STATED PROBLEM:
Where a line in the listing below contains the word "title", copy that line.

DATA SHOWN:
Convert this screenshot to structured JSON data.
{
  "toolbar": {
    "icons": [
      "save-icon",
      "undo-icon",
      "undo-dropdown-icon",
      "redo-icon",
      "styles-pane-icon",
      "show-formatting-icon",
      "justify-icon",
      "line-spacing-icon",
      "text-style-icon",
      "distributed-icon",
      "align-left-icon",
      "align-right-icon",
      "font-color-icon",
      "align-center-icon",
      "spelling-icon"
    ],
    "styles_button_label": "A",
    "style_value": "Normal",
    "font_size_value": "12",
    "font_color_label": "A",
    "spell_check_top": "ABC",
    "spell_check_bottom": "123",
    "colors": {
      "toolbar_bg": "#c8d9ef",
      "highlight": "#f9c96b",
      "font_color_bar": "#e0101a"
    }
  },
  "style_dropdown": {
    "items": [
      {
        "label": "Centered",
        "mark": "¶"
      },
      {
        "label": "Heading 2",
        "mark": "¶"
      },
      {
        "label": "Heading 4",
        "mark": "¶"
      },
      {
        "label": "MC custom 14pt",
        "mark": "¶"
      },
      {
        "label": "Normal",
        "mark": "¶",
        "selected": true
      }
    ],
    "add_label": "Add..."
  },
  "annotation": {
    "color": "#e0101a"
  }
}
--
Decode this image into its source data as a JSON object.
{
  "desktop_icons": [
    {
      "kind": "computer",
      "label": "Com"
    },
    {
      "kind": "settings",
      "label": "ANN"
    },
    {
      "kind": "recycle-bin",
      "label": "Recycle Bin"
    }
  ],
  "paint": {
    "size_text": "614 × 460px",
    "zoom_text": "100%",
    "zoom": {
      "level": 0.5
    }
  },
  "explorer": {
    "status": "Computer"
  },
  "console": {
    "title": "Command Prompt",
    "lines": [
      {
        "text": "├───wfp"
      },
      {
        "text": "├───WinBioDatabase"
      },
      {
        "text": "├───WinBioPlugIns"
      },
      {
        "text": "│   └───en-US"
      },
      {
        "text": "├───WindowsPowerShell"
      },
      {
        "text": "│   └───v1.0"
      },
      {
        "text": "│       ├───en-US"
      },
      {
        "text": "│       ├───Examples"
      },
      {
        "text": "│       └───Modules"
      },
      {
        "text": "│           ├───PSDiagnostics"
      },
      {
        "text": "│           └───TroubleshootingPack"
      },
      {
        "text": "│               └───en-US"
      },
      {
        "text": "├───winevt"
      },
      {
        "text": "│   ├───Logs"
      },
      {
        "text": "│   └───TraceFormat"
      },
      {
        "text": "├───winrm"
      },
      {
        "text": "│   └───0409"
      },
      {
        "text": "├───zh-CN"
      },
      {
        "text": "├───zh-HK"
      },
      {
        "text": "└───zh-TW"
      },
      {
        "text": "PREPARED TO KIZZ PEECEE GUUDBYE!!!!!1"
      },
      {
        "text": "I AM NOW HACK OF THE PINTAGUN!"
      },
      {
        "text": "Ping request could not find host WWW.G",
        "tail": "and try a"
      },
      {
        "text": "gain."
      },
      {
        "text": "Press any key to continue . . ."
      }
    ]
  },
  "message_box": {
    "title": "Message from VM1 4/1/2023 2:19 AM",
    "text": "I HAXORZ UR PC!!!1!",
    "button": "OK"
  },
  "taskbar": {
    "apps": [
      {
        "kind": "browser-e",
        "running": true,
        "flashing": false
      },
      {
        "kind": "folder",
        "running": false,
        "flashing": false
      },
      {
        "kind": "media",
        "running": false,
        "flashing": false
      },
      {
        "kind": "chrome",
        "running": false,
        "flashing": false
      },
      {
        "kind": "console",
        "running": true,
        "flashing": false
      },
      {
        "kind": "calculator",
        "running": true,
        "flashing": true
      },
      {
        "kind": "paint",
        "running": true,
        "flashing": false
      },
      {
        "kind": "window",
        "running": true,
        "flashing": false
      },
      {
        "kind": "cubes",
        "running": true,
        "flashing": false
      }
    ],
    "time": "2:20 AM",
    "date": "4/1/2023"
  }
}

ANSWER FOR THIS EXERCISE:
    "title": "Command Prompt",
    "title": "Message from VM1 4/1/2023 2:19 AM",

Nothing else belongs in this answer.